WHAT IS ASKED:
Show every line in the records below that contains the word "santun".
>>>
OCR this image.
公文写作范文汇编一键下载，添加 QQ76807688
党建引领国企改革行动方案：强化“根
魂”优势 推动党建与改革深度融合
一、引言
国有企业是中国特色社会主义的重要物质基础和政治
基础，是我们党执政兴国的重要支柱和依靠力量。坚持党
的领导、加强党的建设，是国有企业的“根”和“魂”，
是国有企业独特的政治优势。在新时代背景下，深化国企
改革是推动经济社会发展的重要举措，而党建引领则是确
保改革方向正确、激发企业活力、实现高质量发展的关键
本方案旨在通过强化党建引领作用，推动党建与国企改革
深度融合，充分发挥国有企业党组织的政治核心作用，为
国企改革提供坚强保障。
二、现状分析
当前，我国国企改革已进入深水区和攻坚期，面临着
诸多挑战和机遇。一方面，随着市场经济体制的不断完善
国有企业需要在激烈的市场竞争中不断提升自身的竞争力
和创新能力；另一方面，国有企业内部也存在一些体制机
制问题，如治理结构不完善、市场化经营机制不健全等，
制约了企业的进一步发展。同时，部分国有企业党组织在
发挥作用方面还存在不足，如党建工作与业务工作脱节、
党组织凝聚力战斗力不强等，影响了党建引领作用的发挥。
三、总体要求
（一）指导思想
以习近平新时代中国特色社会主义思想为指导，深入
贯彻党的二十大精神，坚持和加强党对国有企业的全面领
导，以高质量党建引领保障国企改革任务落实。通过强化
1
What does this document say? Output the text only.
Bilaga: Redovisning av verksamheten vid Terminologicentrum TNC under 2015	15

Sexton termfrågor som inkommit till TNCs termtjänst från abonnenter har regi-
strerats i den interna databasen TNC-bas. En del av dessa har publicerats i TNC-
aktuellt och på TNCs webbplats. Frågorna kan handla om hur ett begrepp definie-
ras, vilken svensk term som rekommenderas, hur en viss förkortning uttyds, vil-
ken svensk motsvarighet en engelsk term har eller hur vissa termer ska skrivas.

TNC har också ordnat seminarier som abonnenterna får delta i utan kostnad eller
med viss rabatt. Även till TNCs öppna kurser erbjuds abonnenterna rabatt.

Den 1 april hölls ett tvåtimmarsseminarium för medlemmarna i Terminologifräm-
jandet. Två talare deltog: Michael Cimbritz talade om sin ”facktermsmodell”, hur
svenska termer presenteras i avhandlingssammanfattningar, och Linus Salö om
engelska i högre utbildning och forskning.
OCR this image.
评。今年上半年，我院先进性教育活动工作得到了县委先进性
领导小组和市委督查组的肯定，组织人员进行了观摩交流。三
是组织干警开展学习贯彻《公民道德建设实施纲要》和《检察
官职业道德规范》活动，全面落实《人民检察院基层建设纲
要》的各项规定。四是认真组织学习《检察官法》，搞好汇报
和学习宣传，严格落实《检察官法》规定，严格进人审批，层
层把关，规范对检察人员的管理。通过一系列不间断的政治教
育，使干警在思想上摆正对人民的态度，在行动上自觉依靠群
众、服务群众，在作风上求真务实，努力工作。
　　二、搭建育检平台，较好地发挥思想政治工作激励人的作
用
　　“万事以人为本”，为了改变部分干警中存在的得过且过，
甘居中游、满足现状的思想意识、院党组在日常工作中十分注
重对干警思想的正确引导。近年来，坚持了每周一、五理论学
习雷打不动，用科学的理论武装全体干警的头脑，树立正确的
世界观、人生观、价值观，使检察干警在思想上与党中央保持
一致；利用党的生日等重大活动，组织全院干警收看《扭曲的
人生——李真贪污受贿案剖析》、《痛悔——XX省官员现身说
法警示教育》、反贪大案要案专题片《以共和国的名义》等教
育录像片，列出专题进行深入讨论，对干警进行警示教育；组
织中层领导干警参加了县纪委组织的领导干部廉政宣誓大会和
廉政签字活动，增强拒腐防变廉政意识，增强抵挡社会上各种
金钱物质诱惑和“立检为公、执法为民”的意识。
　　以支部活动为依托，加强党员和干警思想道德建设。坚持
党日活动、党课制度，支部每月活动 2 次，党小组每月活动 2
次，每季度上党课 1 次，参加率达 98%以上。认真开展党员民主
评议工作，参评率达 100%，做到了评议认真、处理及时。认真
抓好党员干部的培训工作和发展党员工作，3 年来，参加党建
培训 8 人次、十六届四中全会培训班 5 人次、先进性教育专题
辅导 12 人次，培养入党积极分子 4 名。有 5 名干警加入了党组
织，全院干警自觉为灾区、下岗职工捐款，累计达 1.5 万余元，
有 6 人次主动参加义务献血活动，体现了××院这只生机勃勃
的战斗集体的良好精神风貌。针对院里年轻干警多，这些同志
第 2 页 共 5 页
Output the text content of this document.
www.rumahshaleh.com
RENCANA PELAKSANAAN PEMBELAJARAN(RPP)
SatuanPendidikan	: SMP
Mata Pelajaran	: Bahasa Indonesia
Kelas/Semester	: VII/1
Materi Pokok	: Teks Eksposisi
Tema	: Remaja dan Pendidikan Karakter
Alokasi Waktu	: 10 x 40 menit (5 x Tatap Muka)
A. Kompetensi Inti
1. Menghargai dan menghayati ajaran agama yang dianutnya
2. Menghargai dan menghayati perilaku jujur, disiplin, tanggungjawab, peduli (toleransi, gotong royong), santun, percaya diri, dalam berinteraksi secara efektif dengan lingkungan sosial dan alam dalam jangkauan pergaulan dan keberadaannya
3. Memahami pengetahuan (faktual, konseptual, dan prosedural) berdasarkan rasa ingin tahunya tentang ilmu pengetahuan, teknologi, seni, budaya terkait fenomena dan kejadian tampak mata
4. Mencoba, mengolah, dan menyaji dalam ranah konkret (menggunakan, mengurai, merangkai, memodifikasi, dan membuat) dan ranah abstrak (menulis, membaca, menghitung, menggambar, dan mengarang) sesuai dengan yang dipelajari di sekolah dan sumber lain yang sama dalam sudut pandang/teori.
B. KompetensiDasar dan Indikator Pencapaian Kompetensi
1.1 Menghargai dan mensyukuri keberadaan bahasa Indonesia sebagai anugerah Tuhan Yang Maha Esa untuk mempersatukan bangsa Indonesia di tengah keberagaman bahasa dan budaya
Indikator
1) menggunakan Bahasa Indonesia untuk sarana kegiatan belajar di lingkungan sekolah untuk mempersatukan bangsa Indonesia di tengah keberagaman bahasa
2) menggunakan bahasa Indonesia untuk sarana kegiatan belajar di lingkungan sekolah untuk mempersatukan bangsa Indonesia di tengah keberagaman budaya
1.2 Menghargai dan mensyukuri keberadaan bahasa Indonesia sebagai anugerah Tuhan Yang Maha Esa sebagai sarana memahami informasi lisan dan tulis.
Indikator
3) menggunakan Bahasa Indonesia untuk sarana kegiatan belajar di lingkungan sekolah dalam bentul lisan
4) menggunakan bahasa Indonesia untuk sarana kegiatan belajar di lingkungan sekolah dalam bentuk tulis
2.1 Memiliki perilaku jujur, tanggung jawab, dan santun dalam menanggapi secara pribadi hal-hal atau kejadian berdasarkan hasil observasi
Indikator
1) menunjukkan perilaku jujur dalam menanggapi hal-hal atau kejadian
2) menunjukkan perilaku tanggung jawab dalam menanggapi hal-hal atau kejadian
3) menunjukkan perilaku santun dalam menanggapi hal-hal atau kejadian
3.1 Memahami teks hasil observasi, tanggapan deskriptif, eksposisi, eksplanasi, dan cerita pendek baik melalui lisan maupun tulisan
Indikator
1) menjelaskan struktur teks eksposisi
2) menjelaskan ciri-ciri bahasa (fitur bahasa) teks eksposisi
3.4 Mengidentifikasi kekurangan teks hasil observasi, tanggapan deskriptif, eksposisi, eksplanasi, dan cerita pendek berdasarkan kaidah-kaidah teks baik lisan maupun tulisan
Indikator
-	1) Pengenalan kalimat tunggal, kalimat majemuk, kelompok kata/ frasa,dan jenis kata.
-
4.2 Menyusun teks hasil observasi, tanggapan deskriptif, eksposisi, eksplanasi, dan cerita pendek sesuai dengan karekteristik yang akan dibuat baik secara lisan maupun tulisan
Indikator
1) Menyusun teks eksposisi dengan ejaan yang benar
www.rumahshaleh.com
<<<
WRITTEN SOLUTION:
2. Menghargai dan menghayati perilaku jujur, disiplin, tanggungjawab, peduli (toleransi, gotong royong), santun, percaya diri, dalam berinteraksi secara efektif dengan lingkungan sosial dan alam dalam jangkauan pergaulan dan keberadaannya
2.1 Memiliki perilaku jujur, tanggung jawab, dan santun dalam menanggapi secara pribadi hal-hal atau kejadian berdasarkan hasil observasi
3) menunjukkan perilaku santun dalam menanggapi hal-hal atau kejadian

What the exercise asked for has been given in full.